§ **Supplied records**:
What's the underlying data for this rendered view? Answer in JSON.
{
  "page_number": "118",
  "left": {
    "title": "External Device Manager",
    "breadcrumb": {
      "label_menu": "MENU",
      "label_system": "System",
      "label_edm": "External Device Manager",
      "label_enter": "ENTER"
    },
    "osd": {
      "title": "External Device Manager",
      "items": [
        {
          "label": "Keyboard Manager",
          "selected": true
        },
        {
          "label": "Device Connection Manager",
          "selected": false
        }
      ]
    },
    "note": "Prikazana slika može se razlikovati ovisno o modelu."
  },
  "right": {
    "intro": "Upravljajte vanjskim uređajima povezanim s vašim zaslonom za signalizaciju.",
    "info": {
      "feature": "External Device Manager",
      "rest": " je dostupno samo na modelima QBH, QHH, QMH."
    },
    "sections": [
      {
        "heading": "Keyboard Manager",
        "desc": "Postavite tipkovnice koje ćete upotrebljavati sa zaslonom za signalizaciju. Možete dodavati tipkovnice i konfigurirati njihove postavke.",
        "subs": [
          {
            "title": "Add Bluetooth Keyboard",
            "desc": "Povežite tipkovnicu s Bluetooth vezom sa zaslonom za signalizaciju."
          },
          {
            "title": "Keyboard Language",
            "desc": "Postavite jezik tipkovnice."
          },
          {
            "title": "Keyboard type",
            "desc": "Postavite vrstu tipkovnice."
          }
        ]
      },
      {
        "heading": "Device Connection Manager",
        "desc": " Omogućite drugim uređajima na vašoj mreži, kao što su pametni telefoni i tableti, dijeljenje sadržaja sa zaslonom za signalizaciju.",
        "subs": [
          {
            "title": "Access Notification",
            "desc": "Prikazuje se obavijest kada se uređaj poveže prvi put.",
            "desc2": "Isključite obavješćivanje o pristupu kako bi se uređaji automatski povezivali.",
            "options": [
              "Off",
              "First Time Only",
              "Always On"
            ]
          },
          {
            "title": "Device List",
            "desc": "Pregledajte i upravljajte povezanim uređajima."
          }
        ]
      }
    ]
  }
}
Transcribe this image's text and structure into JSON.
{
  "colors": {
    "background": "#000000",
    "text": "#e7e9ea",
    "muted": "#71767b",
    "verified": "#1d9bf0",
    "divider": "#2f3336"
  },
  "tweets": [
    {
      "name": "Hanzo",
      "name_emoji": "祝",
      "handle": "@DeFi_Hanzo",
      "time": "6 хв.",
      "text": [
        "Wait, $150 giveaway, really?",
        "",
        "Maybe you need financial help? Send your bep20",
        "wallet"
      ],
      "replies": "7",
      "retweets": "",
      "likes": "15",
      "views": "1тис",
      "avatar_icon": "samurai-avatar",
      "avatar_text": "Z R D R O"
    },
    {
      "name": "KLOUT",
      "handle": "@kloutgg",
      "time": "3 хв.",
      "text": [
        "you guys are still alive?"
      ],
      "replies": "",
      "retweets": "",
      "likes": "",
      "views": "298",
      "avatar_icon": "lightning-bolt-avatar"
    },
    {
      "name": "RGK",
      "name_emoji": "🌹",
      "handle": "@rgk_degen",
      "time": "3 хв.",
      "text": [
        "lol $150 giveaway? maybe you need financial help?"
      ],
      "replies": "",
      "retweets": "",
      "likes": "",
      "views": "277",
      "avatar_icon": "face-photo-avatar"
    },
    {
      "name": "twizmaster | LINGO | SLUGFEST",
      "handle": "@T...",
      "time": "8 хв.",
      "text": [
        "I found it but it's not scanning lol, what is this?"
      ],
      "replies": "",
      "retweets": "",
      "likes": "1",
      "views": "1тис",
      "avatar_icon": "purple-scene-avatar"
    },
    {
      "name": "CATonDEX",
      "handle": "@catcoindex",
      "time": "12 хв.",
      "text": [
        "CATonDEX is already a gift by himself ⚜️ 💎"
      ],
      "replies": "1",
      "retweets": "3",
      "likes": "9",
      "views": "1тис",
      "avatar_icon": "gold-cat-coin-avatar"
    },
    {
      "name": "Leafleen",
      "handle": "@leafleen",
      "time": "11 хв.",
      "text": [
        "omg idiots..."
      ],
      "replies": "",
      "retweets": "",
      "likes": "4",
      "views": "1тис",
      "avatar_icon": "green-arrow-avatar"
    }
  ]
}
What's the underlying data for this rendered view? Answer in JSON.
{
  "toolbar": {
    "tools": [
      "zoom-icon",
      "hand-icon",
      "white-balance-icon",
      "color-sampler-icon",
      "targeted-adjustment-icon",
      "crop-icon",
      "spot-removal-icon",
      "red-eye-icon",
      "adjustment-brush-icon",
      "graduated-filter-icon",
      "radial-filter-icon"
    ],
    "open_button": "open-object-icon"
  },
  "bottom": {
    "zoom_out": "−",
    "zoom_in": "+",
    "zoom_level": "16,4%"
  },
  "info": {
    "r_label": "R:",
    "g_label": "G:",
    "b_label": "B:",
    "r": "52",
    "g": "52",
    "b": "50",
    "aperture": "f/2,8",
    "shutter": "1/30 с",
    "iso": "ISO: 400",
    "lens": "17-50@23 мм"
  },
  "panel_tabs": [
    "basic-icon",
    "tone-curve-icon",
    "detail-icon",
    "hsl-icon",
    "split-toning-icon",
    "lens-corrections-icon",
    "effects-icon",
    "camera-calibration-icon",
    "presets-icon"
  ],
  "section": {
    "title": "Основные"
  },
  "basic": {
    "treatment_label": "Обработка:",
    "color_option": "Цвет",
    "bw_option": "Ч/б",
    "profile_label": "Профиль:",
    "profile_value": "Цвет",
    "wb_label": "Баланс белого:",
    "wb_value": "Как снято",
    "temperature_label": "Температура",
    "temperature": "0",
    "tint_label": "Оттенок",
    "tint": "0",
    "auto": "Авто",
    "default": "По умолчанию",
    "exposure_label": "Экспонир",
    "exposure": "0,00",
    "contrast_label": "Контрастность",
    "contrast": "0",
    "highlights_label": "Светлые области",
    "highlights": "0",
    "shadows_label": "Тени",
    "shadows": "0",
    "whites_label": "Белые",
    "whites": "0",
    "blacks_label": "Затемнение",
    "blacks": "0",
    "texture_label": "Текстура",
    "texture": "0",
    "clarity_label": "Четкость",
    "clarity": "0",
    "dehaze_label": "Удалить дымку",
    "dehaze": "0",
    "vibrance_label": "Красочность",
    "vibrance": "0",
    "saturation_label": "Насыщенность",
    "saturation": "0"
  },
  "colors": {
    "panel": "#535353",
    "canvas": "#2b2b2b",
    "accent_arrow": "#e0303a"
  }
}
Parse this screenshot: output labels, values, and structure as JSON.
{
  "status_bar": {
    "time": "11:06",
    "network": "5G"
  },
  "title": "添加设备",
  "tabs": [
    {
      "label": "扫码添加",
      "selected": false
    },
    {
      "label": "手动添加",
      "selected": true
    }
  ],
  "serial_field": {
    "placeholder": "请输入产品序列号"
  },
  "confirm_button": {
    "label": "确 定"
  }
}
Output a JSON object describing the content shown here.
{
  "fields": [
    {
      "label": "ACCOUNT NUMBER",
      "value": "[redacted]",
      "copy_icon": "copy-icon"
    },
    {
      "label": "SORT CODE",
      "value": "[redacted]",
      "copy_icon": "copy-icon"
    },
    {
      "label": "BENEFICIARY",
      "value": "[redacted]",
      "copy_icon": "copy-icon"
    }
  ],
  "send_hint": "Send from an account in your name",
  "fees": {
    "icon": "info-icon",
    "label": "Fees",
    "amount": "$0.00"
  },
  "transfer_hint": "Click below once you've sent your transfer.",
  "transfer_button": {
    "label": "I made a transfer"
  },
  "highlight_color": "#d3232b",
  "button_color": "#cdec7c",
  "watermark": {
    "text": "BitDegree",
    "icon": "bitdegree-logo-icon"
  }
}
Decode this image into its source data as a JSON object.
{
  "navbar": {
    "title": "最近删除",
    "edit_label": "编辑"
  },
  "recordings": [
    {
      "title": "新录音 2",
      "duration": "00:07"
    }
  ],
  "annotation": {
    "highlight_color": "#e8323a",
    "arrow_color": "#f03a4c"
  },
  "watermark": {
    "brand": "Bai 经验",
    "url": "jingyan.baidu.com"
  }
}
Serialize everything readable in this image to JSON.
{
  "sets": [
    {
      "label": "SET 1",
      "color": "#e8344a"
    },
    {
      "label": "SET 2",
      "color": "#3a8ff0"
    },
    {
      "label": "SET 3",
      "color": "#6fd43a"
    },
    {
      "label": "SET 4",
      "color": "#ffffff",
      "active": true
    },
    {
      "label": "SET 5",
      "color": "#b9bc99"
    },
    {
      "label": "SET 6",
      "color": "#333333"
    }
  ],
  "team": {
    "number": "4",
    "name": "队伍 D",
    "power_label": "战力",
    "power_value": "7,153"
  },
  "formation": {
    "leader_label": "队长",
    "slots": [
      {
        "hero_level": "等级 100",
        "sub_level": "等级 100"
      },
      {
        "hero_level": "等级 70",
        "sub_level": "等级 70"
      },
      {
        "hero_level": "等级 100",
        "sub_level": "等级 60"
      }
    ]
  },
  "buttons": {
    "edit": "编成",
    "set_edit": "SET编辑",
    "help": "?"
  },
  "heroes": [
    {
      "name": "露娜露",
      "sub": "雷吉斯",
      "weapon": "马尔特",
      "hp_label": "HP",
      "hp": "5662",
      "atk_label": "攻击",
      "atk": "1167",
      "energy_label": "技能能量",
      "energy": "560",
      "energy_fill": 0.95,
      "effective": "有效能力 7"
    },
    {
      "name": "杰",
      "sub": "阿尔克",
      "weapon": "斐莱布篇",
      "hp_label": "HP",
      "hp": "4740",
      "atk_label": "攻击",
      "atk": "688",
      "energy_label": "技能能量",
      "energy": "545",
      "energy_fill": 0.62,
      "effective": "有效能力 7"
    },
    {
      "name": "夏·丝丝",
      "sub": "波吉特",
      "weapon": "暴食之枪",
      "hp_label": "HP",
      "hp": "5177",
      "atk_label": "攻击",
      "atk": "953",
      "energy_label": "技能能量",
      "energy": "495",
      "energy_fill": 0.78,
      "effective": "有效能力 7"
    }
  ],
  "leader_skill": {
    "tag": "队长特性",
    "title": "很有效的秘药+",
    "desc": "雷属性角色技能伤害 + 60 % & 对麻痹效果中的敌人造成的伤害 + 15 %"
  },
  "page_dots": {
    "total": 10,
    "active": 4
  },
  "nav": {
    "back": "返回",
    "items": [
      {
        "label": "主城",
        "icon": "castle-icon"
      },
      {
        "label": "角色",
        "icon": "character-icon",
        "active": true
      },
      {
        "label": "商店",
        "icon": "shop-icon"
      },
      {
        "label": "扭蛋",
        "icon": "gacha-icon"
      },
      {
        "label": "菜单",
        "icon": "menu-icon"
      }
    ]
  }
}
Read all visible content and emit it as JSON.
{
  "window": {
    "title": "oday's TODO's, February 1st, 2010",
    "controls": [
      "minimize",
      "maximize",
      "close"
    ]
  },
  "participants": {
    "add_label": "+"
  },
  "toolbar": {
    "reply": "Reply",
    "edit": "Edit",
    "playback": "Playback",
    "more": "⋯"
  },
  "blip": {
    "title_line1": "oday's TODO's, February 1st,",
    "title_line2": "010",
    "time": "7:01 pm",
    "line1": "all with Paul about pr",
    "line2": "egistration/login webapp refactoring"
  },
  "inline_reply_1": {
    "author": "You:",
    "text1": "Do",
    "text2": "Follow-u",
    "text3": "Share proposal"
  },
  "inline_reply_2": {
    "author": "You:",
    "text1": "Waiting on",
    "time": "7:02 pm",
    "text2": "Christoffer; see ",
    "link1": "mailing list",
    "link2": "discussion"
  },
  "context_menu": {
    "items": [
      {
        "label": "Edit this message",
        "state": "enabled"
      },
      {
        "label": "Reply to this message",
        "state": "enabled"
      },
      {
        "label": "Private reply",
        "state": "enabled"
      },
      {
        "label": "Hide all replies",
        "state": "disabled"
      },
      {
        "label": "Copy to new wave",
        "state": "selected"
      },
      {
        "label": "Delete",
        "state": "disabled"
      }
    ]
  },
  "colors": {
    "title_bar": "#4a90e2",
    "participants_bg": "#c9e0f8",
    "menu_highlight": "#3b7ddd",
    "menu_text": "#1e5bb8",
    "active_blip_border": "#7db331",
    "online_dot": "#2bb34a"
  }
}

§ **What this task involves**: Look through the material above. Copy each line where the word "TODO" appears.

§ **The response**:
    "title": "oday's TODO's, February 1st, 2010",
    "title_line1": "oday's TODO's, February 1st,",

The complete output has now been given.